| Exercise prompt |
Extract every line from the records below that contains the word "Cycle".

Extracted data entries

* * * *

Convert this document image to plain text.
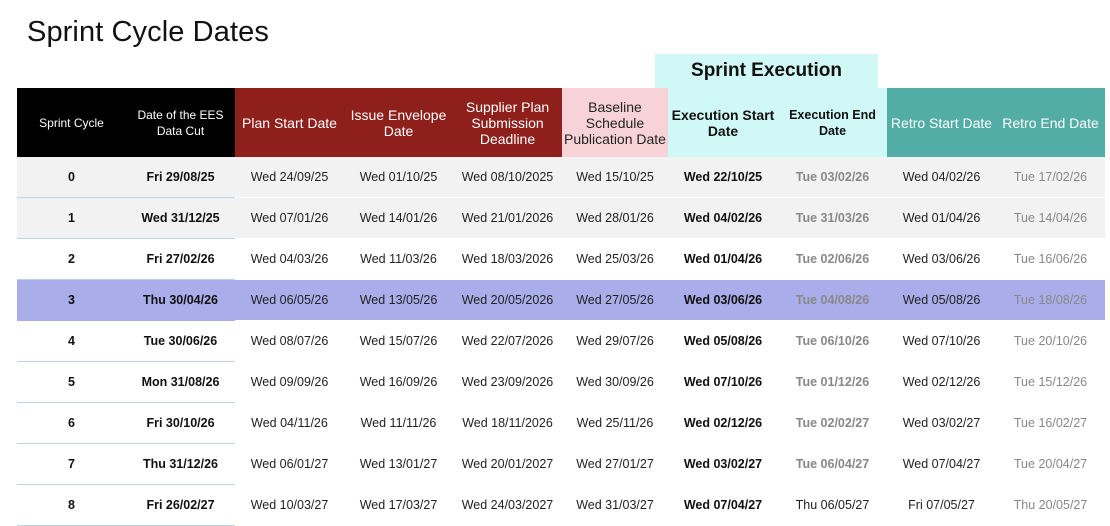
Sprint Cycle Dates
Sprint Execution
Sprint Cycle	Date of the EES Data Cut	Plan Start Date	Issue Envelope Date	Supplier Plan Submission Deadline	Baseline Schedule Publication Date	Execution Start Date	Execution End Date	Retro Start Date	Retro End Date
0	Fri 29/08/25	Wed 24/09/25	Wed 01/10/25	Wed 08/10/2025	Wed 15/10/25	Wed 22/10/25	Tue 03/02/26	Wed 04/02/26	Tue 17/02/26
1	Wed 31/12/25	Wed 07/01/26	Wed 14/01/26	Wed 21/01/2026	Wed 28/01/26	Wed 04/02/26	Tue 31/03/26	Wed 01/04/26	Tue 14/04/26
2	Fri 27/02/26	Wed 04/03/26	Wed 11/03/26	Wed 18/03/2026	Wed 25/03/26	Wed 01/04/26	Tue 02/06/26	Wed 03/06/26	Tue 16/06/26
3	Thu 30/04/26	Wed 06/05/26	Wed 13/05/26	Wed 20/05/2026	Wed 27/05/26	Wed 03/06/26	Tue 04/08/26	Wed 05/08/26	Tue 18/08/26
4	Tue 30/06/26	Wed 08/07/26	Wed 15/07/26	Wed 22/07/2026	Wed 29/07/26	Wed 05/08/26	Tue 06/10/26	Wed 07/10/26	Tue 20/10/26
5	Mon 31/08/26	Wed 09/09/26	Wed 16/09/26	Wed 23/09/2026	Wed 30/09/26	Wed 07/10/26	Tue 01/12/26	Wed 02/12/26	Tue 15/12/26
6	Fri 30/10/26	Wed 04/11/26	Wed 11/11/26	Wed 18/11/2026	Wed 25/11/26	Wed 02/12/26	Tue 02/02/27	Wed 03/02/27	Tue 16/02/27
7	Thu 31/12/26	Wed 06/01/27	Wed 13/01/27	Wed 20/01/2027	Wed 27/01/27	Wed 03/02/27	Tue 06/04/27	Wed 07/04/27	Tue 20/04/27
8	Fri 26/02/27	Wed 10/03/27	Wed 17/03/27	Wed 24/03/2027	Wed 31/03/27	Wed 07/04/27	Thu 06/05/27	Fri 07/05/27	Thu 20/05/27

* * * *

| Answer in full |
Sprint Cycle Dates
Sprint Cycle	Date of the EES Data Cut	Plan Start Date	Issue Envelope Date	Supplier Plan Submission Deadline	Baseline Schedule Publication Date	Execution Start Date	Execution End Date	Retro Start Date	Retro End Date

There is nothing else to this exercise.